▸ **Set task**:
Every line with the string "高级心理分析师" should be gathered.

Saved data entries
----------------

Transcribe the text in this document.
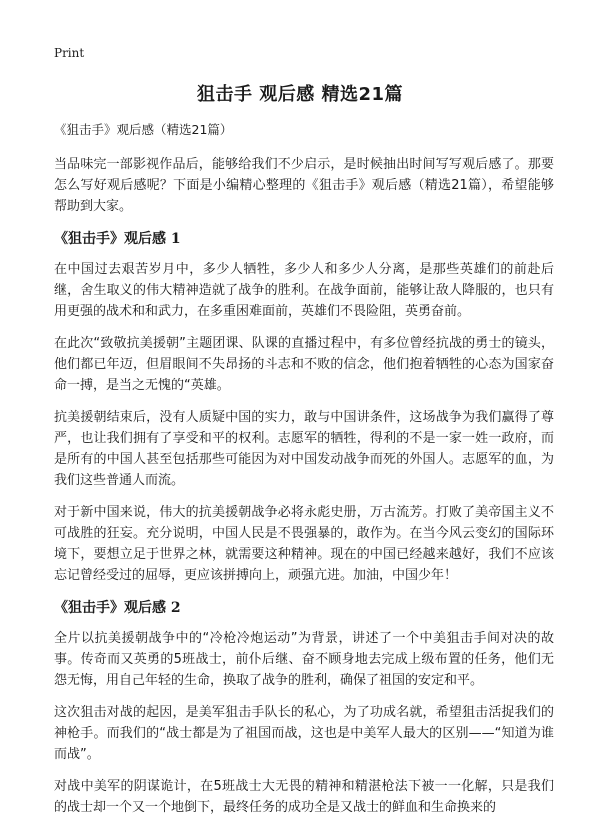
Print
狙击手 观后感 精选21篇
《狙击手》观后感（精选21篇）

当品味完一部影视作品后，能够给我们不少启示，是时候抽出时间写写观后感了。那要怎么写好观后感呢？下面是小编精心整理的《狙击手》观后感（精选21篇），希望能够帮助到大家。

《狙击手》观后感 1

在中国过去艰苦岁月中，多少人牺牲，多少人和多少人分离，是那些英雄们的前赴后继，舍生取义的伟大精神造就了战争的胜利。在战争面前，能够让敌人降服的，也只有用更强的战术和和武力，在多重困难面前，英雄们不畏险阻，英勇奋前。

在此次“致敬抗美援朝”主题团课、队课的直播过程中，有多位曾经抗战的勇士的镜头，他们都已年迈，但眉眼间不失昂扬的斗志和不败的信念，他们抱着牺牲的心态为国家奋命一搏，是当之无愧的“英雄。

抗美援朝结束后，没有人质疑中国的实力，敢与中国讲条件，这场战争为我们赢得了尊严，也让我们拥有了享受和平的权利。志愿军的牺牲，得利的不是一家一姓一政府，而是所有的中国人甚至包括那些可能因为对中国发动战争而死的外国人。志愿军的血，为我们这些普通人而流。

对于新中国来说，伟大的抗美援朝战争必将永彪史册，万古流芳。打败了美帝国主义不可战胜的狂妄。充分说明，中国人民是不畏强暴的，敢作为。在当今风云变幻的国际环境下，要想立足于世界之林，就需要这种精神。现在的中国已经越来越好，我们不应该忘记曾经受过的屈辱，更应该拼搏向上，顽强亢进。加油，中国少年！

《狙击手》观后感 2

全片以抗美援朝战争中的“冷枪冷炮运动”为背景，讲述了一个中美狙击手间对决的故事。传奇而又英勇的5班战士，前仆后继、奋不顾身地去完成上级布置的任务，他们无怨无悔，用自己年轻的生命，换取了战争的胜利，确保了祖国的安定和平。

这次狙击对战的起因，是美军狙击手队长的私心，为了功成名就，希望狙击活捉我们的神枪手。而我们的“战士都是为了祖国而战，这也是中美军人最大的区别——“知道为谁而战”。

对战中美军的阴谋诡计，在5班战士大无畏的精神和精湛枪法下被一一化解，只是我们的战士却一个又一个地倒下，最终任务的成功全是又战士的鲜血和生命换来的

----------------

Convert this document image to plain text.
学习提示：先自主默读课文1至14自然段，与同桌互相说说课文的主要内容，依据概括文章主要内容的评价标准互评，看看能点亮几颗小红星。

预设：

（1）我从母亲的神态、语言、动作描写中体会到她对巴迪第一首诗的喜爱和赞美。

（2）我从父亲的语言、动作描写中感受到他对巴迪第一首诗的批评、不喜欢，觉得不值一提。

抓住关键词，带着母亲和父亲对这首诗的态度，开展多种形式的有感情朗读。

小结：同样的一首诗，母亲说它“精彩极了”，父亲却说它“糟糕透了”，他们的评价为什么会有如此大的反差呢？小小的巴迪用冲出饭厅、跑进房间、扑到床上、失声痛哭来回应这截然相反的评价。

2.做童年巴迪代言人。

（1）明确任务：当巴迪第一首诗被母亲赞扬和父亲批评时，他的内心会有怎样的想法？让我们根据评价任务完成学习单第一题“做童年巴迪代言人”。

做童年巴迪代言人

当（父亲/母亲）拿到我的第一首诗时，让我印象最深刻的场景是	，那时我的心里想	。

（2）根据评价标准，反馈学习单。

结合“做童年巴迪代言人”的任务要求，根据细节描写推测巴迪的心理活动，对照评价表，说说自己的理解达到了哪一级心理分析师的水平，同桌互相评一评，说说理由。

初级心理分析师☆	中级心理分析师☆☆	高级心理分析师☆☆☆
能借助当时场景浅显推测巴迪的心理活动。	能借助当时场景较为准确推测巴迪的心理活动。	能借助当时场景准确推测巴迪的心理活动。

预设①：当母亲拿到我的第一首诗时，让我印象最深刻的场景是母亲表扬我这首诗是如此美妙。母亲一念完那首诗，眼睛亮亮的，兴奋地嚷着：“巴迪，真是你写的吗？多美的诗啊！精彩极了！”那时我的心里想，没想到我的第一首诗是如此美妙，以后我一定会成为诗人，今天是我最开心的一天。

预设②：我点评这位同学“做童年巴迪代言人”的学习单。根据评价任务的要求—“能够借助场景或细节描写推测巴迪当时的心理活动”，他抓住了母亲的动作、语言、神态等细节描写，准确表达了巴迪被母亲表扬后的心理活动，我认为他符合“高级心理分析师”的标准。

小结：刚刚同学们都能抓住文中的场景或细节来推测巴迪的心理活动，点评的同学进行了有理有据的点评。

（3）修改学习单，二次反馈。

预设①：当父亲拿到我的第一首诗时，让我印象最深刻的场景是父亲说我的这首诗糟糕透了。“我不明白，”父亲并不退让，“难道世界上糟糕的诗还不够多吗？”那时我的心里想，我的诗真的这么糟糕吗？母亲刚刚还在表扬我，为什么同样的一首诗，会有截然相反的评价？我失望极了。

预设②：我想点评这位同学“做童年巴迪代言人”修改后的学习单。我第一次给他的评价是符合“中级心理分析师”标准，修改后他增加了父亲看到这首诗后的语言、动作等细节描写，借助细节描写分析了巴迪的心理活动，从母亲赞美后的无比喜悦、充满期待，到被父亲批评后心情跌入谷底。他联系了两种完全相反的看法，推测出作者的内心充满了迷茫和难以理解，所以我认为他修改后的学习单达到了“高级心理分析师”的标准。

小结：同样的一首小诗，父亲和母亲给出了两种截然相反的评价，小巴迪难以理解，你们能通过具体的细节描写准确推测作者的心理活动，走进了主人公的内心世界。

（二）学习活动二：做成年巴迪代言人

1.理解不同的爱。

----------------

▸ **Exercise response**:
初级心理分析师☆	中级心理分析师☆☆	高级心理分析师☆☆☆
预设②：我点评这位同学“做童年巴迪代言人”的学习单。根据评价任务的要求—“能够借助场景或细节描写推测巴迪当时的心理活动”，他抓住了母亲的动作、语言、神态等细节描写，准确表达了巴迪被母亲表扬后的心理活动，我认为他符合“高级心理分析师”的标准。
预设②：我想点评这位同学“做童年巴迪代言人”修改后的学习单。我第一次给他的评价是符合“中级心理分析师”标准，修改后他增加了父亲看到这首诗后的语言、动作等细节描写，借助细节描写分析了巴迪的心理活动，从母亲赞美后的无比喜悦、充满期待，到被父亲批评后心情跌入谷底。他联系了两种完全相反的看法，推测出作者的内心充满了迷茫和难以理解，所以我认为他修改后的学习单达到了“高级心理分析师”的标准。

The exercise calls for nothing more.